[Figure collection entries]
--*--

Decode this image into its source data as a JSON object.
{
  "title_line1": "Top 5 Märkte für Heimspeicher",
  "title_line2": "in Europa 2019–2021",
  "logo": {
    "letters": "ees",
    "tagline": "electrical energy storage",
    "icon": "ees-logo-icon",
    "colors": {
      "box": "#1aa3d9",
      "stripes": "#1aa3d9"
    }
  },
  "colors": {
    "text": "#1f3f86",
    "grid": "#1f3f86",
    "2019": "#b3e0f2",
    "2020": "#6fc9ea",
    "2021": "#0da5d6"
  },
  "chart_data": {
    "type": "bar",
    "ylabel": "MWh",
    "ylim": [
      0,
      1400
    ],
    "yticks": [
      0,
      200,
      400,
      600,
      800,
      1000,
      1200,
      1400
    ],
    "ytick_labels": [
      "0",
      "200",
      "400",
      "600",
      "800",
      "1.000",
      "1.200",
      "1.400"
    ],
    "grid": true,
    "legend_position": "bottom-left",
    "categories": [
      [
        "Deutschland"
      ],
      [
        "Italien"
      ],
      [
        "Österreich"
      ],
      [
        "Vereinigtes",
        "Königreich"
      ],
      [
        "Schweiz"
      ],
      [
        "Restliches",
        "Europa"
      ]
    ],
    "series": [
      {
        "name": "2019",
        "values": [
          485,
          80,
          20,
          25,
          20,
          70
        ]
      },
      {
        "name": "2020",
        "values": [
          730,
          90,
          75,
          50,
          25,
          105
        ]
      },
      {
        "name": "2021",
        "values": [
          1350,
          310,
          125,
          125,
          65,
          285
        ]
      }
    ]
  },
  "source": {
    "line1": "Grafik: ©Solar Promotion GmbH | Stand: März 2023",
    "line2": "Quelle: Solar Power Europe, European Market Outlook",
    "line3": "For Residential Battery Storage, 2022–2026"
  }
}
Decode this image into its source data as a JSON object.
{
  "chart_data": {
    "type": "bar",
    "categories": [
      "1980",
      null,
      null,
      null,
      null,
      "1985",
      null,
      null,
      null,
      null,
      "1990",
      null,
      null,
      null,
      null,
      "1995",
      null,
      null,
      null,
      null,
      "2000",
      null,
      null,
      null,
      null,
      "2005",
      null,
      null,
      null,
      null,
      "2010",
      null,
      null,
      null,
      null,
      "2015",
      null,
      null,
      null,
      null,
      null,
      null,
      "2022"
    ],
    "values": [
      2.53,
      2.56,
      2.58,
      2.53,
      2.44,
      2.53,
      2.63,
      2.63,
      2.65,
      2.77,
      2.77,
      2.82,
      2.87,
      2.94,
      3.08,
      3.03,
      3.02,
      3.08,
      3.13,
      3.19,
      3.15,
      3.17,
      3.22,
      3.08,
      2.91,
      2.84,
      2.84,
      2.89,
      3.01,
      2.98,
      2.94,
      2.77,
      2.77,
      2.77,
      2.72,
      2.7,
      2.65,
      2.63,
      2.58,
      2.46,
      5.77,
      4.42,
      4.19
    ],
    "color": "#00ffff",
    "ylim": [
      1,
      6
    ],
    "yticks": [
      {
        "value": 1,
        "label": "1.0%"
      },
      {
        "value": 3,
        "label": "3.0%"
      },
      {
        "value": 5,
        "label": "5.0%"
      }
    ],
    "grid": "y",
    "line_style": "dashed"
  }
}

--*--

STATED GOAL:
Restate the listing in full, word for word.

RESULT:
Decode this image into its source data as a JSON object.
{
  "title_line1": "Top 5 Märkte für Heimspeicher",
  "title_line2": "in Europa 2019–2021",
  "logo": {
    "letters": "ees",
    "tagline": "electrical energy storage",
    "icon": "ees-logo-icon",
    "colors": {
      "box": "#1aa3d9",
      "stripes": "#1aa3d9"
    }
  },
  "colors": {
    "text": "#1f3f86",
    "grid": "#1f3f86",
    "2019": "#b3e0f2",
    "2020": "#6fc9ea",
    "2021": "#0da5d6"
  },
  "chart_data": {
    "type": "bar",
    "ylabel": "MWh",
    "ylim": [
      0,
      1400
    ],
    "yticks": [
      0,
      200,
      400,
      600,
      800,
      1000,
      1200,
      1400
    ],
    "ytick_labels": [
      "0",
      "200",
      "400",
      "600",
      "800",
      "1.000",
      "1.200",
      "1.400"
    ],
    "grid": true,
    "legend_position": "bottom-left",
    "categories": [
      [
        "Deutschland"
      ],
      [
        "Italien"
      ],
      [
        "Österreich"
      ],
      [
        "Vereinigtes",
        "Königreich"
      ],
      [
        "Schweiz"
      ],
      [
        "Restliches",
        "Europa"
      ]
    ],
    "series": [
      {
        "name": "2019",
        "values": [
          485,
          80,
          20,
          25,
          20,
          70
        ]
      },
      {
        "name": "2020",
        "values": [
          730,
          90,
          75,
          50,
          25,
          105
        ]
      },
      {
        "name": "2021",
        "values": [
          1350,
          310,
          125,
          125,
          65,
          285
        ]
      }
    ]
  },
  "source": {
    "line1": "Grafik: ©Solar Promotion GmbH | Stand: März 2023",
    "line2": "Quelle: Solar Power Europe, European Market Outlook",
    "line3": "For Residential Battery Storage, 2022–2026"
  }
}
Decode this image into its source data as a JSON object.
{
  "chart_data": {
    "type": "bar",
    "categories": [
      "1980",
      null,
      null,
      null,
      null,
      "1985",
      null,
      null,
      null,
      null,
      "1990",
      null,
      null,
      null,
      null,
      "1995",
      null,
      null,
      null,
      null,
      "2000",
      null,
      null,
      null,
      null,
      "2005",
      null,
      null,
      null,
      null,
      "2010",
      null,
      null,
      null,
      null,
      "2015",
      null,
      null,
      null,
      null,
      null,
      null,
      "2022"
    ],
    "values": [
      2.53,
      2.56,
      2.58,
      2.53,
      2.44,
      2.53,
      2.63,
      2.63,
      2.65,
      2.77,
      2.77,
      2.82,
      2.87,
      2.94,
      3.08,
      3.03,
      3.02,
      3.08,
      3.13,
      3.19,
      3.15,
      3.17,
      3.22,
      3.08,
      2.91,
      2.84,
      2.84,
      2.89,
      3.01,
      2.98,
      2.94,
      2.77,
      2.77,
      2.77,
      2.72,
      2.7,
      2.65,
      2.63,
      2.58,
      2.46,
      5.77,
      4.42,
      4.19
    ],
    "color": "#00ffff",
    "ylim": [
      1,
      6
    ],
    "yticks": [
      {
        "value": 1,
        "label": "1.0%"
      },
      {
        "value": 3,
        "label": "3.0%"
      },
      {
        "value": 5,
        "label": "5.0%"
      }
    ],
    "grid": "y",
    "line_style": "dashed"
  }
}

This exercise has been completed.